## REQUIREMENT
Search the listing below for the string "this" and show each line that contains it.

Source data:
***

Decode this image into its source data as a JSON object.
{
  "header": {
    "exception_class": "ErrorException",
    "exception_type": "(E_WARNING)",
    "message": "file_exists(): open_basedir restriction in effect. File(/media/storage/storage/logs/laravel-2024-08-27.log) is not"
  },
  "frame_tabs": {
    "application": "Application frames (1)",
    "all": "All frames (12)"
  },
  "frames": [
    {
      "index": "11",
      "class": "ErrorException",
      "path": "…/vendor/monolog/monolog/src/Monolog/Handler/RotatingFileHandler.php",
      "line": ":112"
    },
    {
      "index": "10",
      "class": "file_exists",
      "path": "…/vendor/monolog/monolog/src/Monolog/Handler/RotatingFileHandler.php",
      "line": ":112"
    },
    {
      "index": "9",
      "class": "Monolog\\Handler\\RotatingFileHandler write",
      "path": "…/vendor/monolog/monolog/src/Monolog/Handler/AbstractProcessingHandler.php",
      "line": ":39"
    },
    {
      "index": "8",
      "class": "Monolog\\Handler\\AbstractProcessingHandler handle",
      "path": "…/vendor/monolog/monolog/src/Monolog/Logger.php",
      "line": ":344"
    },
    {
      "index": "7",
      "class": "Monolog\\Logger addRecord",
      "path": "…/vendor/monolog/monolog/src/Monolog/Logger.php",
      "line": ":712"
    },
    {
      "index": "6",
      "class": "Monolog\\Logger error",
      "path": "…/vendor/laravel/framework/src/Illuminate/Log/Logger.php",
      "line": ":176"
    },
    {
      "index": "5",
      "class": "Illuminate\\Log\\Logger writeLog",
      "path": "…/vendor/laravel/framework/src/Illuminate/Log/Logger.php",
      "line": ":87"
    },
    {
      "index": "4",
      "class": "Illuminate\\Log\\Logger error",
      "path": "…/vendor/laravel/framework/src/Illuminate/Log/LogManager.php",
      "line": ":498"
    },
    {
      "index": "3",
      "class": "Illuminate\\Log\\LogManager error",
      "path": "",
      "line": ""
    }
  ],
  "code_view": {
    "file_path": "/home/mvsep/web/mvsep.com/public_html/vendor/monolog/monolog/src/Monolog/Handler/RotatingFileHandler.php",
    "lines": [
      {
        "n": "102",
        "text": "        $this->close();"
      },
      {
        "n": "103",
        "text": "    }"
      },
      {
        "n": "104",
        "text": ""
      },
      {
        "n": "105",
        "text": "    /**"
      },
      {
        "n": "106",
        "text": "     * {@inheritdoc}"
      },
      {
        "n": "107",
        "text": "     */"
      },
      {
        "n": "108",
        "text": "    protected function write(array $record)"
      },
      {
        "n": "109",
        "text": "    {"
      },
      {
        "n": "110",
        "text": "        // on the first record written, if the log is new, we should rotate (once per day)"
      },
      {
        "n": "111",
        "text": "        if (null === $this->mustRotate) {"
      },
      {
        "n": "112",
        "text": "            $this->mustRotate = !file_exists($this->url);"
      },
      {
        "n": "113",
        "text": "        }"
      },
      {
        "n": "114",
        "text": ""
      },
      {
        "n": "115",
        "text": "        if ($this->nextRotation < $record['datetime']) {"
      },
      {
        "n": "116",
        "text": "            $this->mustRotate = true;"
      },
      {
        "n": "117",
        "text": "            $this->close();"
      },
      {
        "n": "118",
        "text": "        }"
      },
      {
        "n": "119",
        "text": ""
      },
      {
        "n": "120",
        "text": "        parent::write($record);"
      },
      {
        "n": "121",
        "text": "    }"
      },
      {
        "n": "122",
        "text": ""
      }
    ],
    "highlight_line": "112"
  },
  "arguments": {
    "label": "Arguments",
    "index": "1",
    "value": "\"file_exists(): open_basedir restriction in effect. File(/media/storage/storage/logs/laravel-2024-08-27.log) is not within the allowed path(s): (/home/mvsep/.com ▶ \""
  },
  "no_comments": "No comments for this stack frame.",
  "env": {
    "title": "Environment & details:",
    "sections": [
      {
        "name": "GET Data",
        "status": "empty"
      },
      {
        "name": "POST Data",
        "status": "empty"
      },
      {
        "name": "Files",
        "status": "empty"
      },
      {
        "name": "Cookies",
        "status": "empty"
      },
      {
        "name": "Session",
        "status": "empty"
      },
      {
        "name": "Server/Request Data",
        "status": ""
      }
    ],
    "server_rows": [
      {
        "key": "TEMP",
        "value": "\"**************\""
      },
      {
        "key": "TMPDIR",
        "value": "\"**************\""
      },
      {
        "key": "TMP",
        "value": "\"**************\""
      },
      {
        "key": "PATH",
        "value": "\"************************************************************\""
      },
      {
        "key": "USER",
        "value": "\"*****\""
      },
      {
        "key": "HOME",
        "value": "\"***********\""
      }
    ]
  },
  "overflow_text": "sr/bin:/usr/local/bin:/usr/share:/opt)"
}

***

## THE ANSWER
Decode this image into its source data as a JSON object.
        "text": "        $this->close();"
        "text": "        if (null === $this->mustRotate) {"
        "text": "            $this->mustRotate = !file_exists($this->url);"
        "text": "        if ($this->nextRotation < $record['datetime']) {"
        "text": "            $this->mustRotate = true;"
        "text": "            $this->close();"
  "no_comments": "No comments for this stack frame.",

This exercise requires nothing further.